Given records:
((

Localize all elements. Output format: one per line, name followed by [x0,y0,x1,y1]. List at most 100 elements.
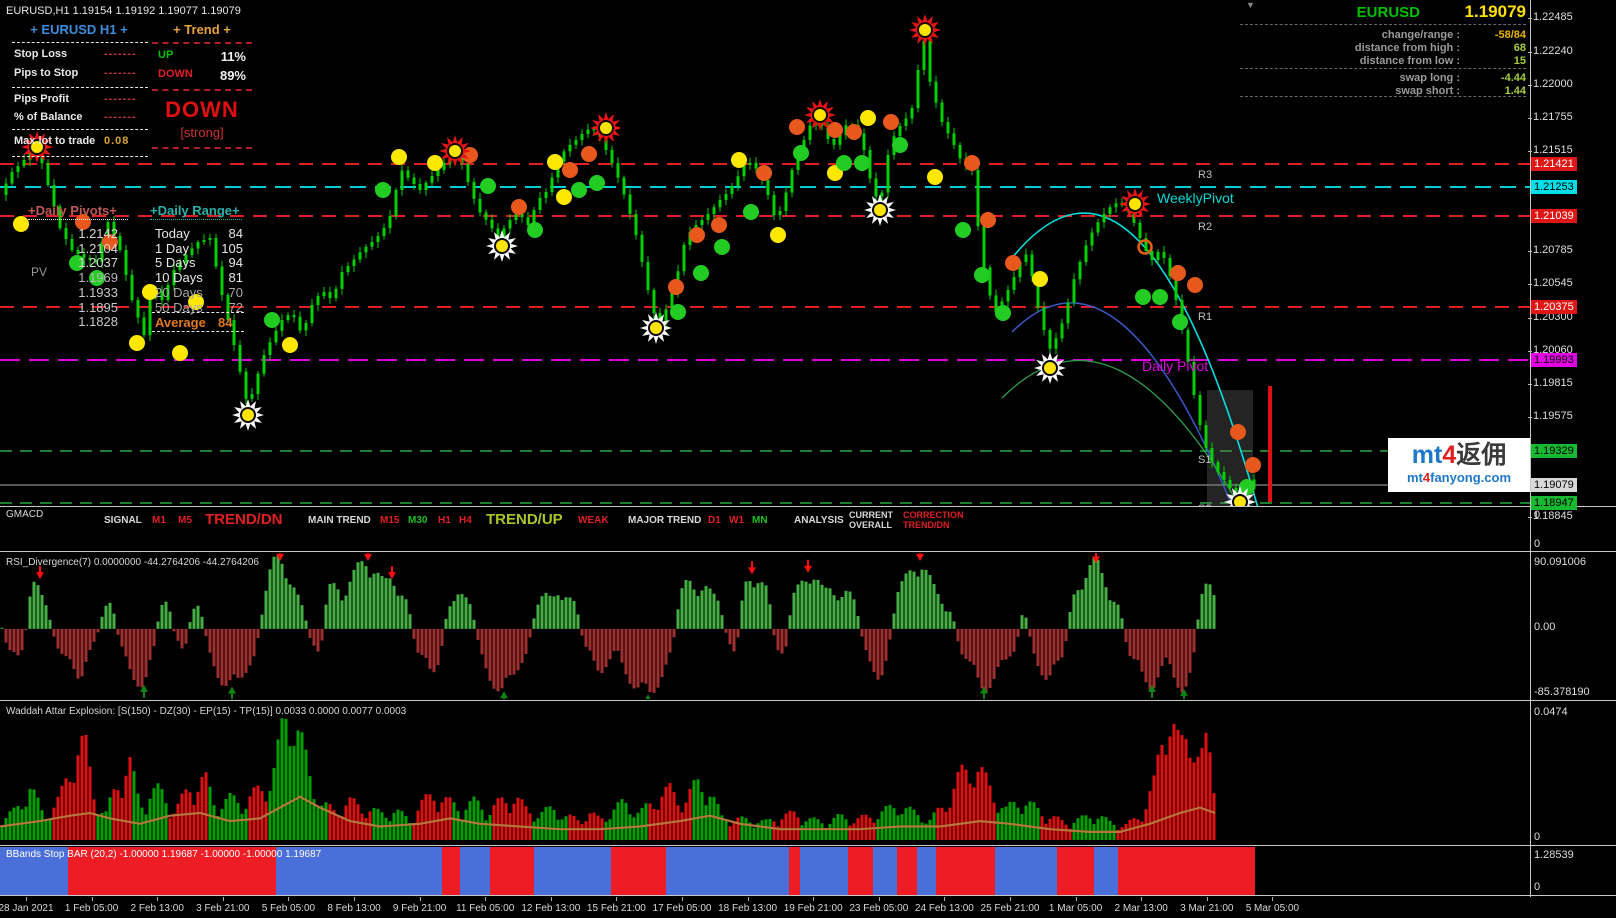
candle-body [346,266,350,272]
time-axis-label[interactable]: 1 Feb 05:00 [64,903,119,914]
waddah-bar [500,797,504,840]
time-axis-label[interactable]: 1 Mar 05:00 [1048,903,1103,914]
waddah-bar [532,821,536,840]
time-axis-label[interactable]: 25 Feb 21:00 [980,903,1040,914]
time-axis-label[interactable]: 3 Mar 21:00 [1180,903,1234,914]
waddah-bar [928,819,932,840]
gmacd-analysis: ANALYSIS [794,515,844,526]
sun-marker-white-icon [864,194,896,226]
bbands-stop-bar[interactable] [0,847,1530,895]
rsi-bar [220,628,224,686]
price-level-badge: 1.19329 [1531,444,1577,458]
rsi-bar [792,592,796,629]
watermark-url[interactable]: mt4fanyong.com [1406,470,1512,485]
panel-separator[interactable] [0,506,1616,507]
rsi-bar [1168,628,1172,665]
waddah-bar [60,785,64,840]
rsi-bar [892,613,896,629]
candle-body [520,214,524,218]
candle-body [442,162,446,170]
waddah-bar [920,822,924,840]
sun-marker-white-icon [1034,352,1066,384]
waddah-bar [180,793,184,840]
time-tick-mark [1010,897,1011,901]
rsi-bar [112,613,116,629]
time-axis-label[interactable]: 18 Feb 13:00 [718,903,778,914]
pivot-label-r1: R1 [1198,311,1212,323]
time-axis-label[interactable]: 9 Feb 21:00 [392,903,447,914]
signal-dot-o [1245,457,1261,473]
candle-body [664,309,668,322]
range-row-label: 10 Days [155,270,203,286]
time-tick-mark [616,897,618,901]
time-axis-label[interactable]: 8 Feb 13:00 [327,903,381,914]
time-axis-label[interactable]: 2 Mar 13:00 [1114,903,1168,914]
waddah-attar-chart[interactable] [0,702,1530,844]
signal-dot-y [927,169,943,185]
sun-core [1234,496,1246,506]
bbands-segment-blue [1094,847,1118,895]
signal-dot-o [75,214,91,230]
time-axis-label[interactable]: 28 Jan 2021 [0,903,54,914]
gmacd-m5: M5 [178,515,192,526]
waddah-bar [684,802,688,840]
waddah-bar [776,826,780,840]
time-axis-label[interactable]: 11 Feb 05:00 [456,903,515,914]
time-axis-label[interactable]: 17 Feb 05:00 [652,903,712,914]
waddah-bar [264,801,268,840]
info-symbol: EURUSD [1356,4,1420,21]
candle-body [1006,290,1010,302]
rsi-bar [408,614,412,629]
panel-separator[interactable] [0,551,1616,552]
pivot-label-s1: S1 [1198,454,1211,466]
waddah-bar [268,791,272,840]
time-axis-label[interactable]: 5 Mar 05:00 [1245,903,1300,914]
panel-separator[interactable] [0,845,1616,846]
panel-separator[interactable] [0,700,1616,701]
time-axis-label[interactable]: 23 Feb 05:00 [849,903,909,914]
time-axis-label[interactable]: 2 Feb 13:00 [130,903,184,914]
time-axis-label[interactable]: 15 Feb 21:00 [586,903,646,914]
time-axis-label[interactable]: 3 Feb 21:00 [196,903,250,914]
candle-body [304,323,308,331]
waddah-bar [764,819,768,840]
price-tick-label: 1.19575 [1533,410,1573,422]
time-axis-label[interactable]: 24 Feb 13:00 [914,903,974,914]
waddah-bar [96,815,100,840]
rsi-divergence-chart[interactable] [0,553,1530,699]
rsi-bar [520,628,524,663]
rsi-bar [448,606,452,629]
candle-body [1198,395,1202,425]
candle-body [628,194,632,214]
rsi-bar [140,628,144,688]
rsi-bar [540,596,544,629]
rsi-bar [960,628,964,655]
time-tick-mark [419,897,421,901]
main-price-chart[interactable]: R3 WeeklyPivot R2 R1 Daily Pivot S1 S2 [0,0,1530,506]
price-tick-mark [1528,318,1532,319]
rsi-bar [316,628,320,652]
rsi-bar [1064,628,1068,642]
info-row-value: 68 [1513,42,1526,54]
waddah-bar [156,783,160,840]
rsi-bar [528,628,532,638]
bbands-segment-red [442,847,460,895]
time-axis-label[interactable]: 19 Feb 21:00 [783,903,843,914]
rsi-header: RSI_Divergence(7) 0.0000000 -44.2764206 … [6,557,259,568]
rsi-bar [1112,601,1116,629]
candle-body [562,151,566,162]
signal-dot-y [13,216,29,232]
rsi-bar [1128,628,1132,656]
bbands-segment-blue [800,847,848,895]
time-axis-label[interactable]: 12 Feb 13:00 [521,903,581,914]
waddah-bar [864,814,868,840]
time-axis[interactable]: 28 Jan 2021 1 Feb 05:00 2 Feb 13:00 3 Feb 2… [0,897,1616,918]
waddah-bar [196,791,200,840]
collapse-arrow-icon[interactable]: ▼ [1246,0,1255,10]
time-axis-label[interactable]: 5 Feb 05:00 [261,903,316,914]
rsi-bar [948,611,952,629]
rsi-bar [224,628,228,686]
rsi-bar [284,578,288,629]
candle-body [1138,222,1142,238]
candle-body [298,316,302,331]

))

Exercise prompt:
Turn each entry above into a numbered list of its lines, skipping blank lines and omitting the pictures.

Written solution:
1. Localize all elements. Output format: one per line, name followed by [x0,y0,x1,y1]. List at most 100 elements.
2. candle-body [346,266,350,272]
3. time-axis-label[interactable]: 1 Feb 05:00 [64,903,119,914]
4. waddah-bar [500,797,504,840]
5. time-axis-label[interactable]: 1 Mar 05:00 [1048,903,1103,914]
6. waddah-bar [532,821,536,840]
7. time-axis-label[interactable]: 25 Feb 21:00 [980,903,1040,914]
8. time-axis-label[interactable]: 3 Mar 21:00 [1180,903,1234,914]
9. waddah-bar [928,819,932,840]
10. gmacd-analysis: ANALYSIS [794,515,844,526]
11. sun-marker-white-icon [864,194,896,226]
12. bbands-stop-bar[interactable] [0,847,1530,895]
13. rsi-bar [220,628,224,686]
14. price-level-badge: 1.19329 [1531,444,1577,458]
15. rsi-bar [792,592,796,629]
16. watermark-url[interactable]: mt4fanyong.com [1406,470,1512,485]
17. panel-separator[interactable] [0,506,1616,507]
18. rsi-bar [1168,628,1172,665]
19. waddah-bar [60,785,64,840]
20. rsi-bar [892,613,896,629]
21. candle-body [520,214,524,218]
22. candle-body [442,162,446,170]
23. waddah-bar [920,822,924,840]
24. sun-marker-white-icon [1034,352,1066,384]
25. waddah-bar [180,793,184,840]
26. time-tick-mark [1010,897,1011,901]
27. rsi-bar [112,613,116,629]
28. time-axis-label[interactable]: 18 Feb 13:00 [718,903,778,914]
29. pivot-label-r1: R1 [1198,311,1212,323]
30. time-axis-label[interactable]: 9 Feb 21:00 [392,903,447,914]
31. signal-dot-o [1245,457,1261,473]
32. candle-body [664,309,668,322]
33. range-row-label: 10 Days [155,270,203,286]
34. time-tick-mark [616,897,618,901]
35. time-axis-label[interactable]: 8 Feb 13:00 [327,903,381,914]
36. time-axis-label[interactable]: 2 Mar 13:00 [1114,903,1168,914]
37. waddah-attar-chart[interactable] [0,702,1530,844]
38. signal-dot-y [927,169,943,185]
39. sun-core [1234,496,1246,506]
40. bbands-segment-blue [1094,847,1118,895]
41. signal-dot-o [75,214,91,230]
42. time-axis-label[interactable]: 28 Jan 2021 [0,903,54,914]
43. gmacd-m5: M5 [178,515,192,526]
44. waddah-bar [684,802,688,840]
45. waddah-bar [776,826,780,840]
46. time-axis-label[interactable]: 11 Feb 05:00 [456,903,515,914]
47. time-axis-label[interactable]: 17 Feb 05:00 [652,903,712,914]
48. waddah-bar [264,801,268,840]
49. info-symbol: EURUSD [1356,4,1420,21]
50. candle-body [1006,290,1010,302]
51. rsi-bar [408,614,412,629]
52. panel-separator[interactable] [0,551,1616,552]
53. pivot-label-s1: S1 [1198,454,1211,466]
54. waddah-bar [268,791,272,840]
55. time-axis-label[interactable]: 5 Mar 05:00 [1245,903,1300,914]
56. panel-separator[interactable] [0,845,1616,846]
57. panel-separator[interactable] [0,700,1616,701]
58. time-axis-label[interactable]: 23 Feb 05:00 [849,903,909,914]
59. time-axis-label[interactable]: 2 Feb 13:00 [130,903,184,914]
60. time-axis-label[interactable]: 15 Feb 21:00 [586,903,646,914]
61. time-axis-label[interactable]: 3 Feb 21:00 [196,903,250,914]
62. candle-body [304,323,308,331]
63. waddah-bar [764,819,768,840]
64. price-tick-label: 1.19575 [1533,410,1573,422]
65. time-axis-label[interactable]: 24 Feb 13:00 [914,903,974,914]
66. waddah-bar [96,815,100,840]
67. rsi-divergence-chart[interactable] [0,553,1530,699]
68. rsi-bar [520,628,524,663]
69. rsi-bar [448,606,452,629]
70. candle-body [1198,395,1202,425]
71. candle-body [628,194,632,214]
72. rsi-bar [140,628,144,688]
73. rsi-bar [540,596,544,629]
74. rsi-bar [960,628,964,655]
75. time-tick-mark [419,897,421,901]
76. main-price-chart[interactable]: R3 WeeklyPivot R2 R1 Daily Pivot S1 S2 [0,0,1530,506]
77. price-tick-mark [1528,318,1532,319]
78. rsi-bar [316,628,320,652]
79. rsi-bar [1064,628,1068,642]
80. info-row-value: 68 [1513,42,1526,54]
81. waddah-bar [156,783,160,840]
82. rsi-bar [528,628,532,638]
83. bbands-segment-red [442,847,460,895]
84. time-axis-label[interactable]: 19 Feb 21:00 [783,903,843,914]
85. rsi-header: RSI_Divergence(7) 0.0000000 -44.2764206 … [6,557,259,568]
86. rsi-bar [1112,601,1116,629]
87. candle-body [562,151,566,162]
88. signal-dot-y [13,216,29,232]
89. rsi-bar [1128,628,1132,656]
90. bbands-segment-blue [800,847,848,895]
91. time-axis-label[interactable]: 12 Feb 13:00 [521,903,581,914]
92. waddah-bar [864,814,868,840]
93. time-axis[interactable]: 28 Jan 2021 1 Feb 05:00 2 Feb 13:00 3 Feb 2… [0,897,1616,918]
94. waddah-bar [196,791,200,840]
95. collapse-arrow-icon[interactable]: ▼ [1246,0,1255,10]
96. time-axis-label[interactable]: 5 Feb 05:00 [261,903,316,914]
97. rsi-bar [948,611,952,629]
98. rsi-bar [224,628,228,686]
99. rsi-bar [284,578,288,629]
100. candle-body [1138,222,1142,238]
101. candle-body [298,316,302,331]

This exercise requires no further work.